Lines that include the word "hace" are the ones to copy.

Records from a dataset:
┄┄┄┄┄┄┄┄┄┄

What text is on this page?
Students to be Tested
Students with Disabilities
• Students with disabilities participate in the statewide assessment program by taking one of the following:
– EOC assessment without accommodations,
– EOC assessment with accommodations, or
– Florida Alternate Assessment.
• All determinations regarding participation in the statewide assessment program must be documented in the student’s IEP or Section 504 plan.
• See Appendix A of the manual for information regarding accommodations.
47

┄┄┄┄┄┄┄┄┄┄

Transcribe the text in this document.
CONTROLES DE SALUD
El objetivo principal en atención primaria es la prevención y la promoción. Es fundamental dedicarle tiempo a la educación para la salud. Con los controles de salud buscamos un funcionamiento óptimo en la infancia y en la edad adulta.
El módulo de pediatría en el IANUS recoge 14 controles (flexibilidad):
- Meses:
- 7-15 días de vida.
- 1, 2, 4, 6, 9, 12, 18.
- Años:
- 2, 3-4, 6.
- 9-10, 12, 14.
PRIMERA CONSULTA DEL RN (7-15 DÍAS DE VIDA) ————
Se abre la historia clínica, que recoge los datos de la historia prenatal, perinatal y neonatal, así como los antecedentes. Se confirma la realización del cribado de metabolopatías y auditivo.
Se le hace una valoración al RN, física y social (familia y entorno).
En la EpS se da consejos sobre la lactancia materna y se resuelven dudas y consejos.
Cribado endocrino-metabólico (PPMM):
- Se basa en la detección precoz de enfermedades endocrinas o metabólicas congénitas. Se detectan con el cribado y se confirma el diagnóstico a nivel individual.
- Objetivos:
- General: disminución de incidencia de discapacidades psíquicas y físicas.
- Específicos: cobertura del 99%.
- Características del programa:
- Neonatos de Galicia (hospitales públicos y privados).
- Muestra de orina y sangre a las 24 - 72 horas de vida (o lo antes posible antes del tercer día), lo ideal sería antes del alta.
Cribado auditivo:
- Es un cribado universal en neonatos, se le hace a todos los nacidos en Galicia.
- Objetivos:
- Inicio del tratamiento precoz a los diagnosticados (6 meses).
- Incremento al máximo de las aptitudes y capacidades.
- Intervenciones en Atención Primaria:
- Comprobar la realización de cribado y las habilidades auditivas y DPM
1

┄┄┄┄┄┄┄┄┄┄

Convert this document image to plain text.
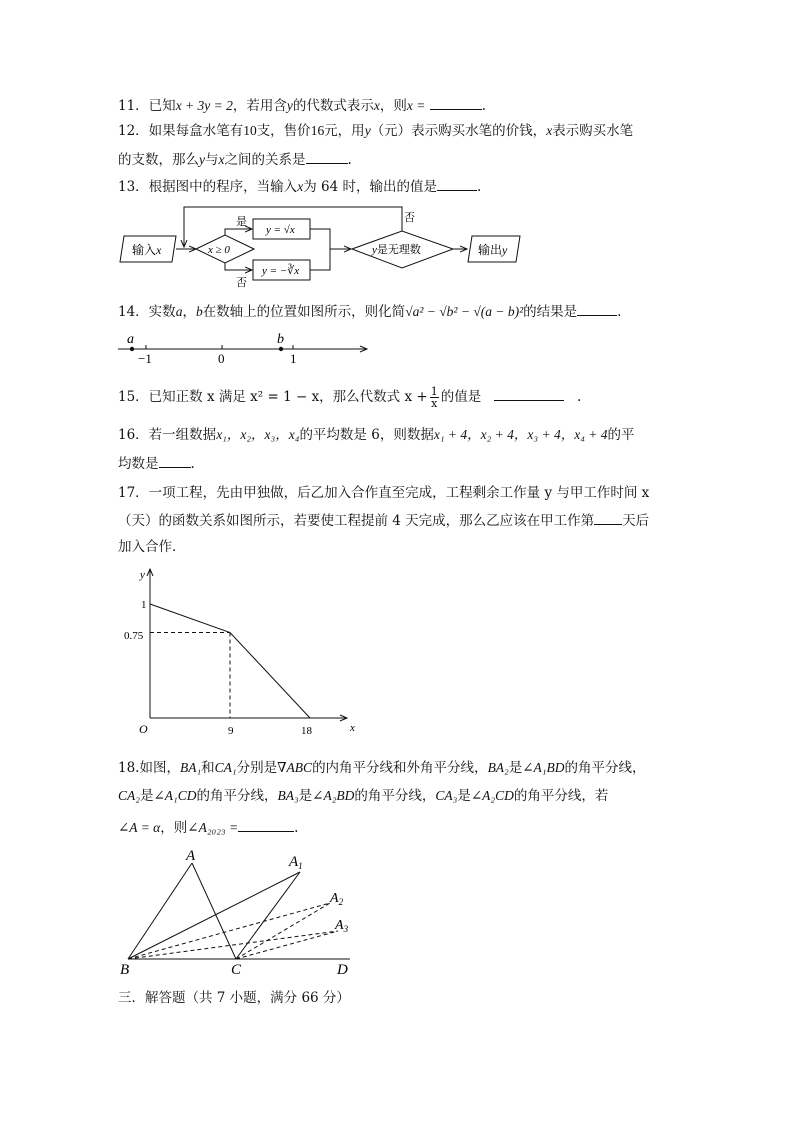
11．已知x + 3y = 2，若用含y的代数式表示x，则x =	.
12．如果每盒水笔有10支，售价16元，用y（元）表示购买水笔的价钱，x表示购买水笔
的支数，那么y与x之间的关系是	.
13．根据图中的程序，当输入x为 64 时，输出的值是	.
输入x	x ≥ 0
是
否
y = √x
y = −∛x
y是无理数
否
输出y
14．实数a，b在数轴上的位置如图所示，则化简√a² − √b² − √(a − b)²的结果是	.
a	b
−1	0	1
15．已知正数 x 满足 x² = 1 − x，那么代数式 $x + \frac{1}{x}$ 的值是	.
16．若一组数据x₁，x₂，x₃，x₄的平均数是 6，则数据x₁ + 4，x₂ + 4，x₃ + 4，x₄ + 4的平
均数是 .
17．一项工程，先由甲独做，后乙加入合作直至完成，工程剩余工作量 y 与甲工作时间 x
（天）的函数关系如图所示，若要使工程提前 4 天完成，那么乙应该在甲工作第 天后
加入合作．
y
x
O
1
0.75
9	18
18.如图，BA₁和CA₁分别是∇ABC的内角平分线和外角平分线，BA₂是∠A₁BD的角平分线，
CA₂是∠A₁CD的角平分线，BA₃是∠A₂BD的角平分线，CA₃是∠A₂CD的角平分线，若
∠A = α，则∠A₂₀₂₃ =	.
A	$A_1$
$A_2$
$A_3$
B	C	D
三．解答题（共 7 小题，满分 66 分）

┄┄┄┄┄┄┄┄┄┄

Solution for this task =>
Se le hace una valoración al RN, física y social (familia y entorno).
- Es un cribado universal en neonatos, se le hace a todos los nacidos en Galicia.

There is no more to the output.